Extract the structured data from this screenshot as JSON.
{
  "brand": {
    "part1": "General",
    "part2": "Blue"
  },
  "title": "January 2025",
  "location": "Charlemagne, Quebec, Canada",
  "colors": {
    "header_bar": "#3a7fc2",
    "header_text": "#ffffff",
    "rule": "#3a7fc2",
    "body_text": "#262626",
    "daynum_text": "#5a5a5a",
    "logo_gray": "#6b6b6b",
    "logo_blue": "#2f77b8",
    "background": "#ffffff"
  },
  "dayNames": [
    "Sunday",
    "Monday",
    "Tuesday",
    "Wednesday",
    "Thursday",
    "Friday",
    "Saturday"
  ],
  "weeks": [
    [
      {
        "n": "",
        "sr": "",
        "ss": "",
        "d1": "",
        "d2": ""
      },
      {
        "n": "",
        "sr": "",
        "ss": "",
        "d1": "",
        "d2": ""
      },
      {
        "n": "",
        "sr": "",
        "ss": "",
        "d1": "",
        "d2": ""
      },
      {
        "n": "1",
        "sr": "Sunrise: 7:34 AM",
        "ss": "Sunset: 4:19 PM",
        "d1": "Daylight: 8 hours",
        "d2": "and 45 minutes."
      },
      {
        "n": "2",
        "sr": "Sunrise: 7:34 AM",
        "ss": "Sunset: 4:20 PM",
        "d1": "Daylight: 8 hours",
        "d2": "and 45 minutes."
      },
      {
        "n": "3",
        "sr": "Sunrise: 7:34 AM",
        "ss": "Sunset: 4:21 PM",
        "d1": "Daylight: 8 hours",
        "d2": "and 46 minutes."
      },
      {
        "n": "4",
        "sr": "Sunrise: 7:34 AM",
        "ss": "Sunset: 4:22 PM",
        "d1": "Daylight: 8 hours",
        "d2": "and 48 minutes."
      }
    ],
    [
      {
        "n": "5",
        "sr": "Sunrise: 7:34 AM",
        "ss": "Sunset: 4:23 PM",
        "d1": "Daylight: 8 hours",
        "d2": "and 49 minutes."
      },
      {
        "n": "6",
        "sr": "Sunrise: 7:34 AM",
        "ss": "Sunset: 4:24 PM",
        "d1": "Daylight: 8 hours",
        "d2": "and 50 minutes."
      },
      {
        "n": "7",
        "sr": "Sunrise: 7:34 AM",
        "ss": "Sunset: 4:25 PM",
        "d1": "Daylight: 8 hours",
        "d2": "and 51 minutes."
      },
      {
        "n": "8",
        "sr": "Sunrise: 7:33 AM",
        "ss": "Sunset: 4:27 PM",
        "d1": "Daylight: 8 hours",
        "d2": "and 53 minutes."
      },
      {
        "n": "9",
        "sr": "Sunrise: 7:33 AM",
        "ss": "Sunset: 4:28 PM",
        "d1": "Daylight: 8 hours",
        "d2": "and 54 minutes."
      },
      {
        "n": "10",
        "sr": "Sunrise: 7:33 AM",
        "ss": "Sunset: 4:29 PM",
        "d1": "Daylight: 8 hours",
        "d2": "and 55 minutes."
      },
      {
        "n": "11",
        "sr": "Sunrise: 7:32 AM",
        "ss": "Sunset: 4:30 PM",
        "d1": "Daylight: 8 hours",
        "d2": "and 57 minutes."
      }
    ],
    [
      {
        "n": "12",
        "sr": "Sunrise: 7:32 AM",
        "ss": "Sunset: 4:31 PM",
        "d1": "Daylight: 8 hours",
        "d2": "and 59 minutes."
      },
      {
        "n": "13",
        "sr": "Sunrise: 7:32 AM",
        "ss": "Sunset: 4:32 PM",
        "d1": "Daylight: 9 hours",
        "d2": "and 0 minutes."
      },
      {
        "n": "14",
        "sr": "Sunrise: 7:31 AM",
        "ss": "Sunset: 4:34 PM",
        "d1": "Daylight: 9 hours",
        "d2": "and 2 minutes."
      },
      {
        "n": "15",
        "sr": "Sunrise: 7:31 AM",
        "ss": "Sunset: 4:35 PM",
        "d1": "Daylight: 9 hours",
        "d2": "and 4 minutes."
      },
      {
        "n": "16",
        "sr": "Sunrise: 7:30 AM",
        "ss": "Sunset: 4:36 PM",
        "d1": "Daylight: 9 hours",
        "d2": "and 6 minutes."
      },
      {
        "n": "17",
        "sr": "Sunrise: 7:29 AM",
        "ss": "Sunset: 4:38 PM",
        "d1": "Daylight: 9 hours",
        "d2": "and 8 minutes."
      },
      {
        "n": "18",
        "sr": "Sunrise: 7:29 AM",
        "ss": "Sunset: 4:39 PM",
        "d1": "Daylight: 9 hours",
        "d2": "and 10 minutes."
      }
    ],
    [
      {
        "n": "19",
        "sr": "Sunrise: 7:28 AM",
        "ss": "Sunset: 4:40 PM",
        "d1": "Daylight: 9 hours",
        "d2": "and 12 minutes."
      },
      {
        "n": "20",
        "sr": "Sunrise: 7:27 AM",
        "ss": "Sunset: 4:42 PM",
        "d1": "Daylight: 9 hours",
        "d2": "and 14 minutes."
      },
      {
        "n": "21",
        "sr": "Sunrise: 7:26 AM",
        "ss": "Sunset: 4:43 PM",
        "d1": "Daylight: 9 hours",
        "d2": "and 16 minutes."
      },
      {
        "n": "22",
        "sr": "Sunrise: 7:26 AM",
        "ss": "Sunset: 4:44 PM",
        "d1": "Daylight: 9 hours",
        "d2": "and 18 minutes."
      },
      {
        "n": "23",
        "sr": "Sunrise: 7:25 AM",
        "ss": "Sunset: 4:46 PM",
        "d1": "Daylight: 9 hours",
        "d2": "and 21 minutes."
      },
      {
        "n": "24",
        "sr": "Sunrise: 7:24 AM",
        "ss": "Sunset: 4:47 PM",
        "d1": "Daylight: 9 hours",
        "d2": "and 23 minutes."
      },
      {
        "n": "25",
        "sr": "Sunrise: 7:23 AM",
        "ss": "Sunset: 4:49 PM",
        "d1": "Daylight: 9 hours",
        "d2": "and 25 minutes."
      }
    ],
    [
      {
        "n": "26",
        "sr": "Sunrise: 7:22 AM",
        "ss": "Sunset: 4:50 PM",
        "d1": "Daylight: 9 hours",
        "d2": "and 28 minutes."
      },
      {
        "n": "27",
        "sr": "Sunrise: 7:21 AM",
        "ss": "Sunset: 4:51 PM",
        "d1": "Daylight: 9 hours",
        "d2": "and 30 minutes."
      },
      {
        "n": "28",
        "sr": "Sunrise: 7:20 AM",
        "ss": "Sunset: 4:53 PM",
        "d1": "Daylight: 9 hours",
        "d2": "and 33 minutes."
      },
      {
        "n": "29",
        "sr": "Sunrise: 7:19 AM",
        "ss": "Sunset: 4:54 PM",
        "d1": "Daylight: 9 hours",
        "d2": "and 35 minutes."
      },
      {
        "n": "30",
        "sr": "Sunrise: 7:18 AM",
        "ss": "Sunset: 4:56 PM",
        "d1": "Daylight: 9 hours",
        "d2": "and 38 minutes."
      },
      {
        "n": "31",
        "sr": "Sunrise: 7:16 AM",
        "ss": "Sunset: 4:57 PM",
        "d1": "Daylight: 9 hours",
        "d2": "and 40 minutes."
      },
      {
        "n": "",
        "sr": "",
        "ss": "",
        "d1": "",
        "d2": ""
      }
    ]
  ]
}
——————
#### [Brief]
Count how many lines in the data contain the word "ffffff", giving the number without comment.

#### [Exercise answer]
2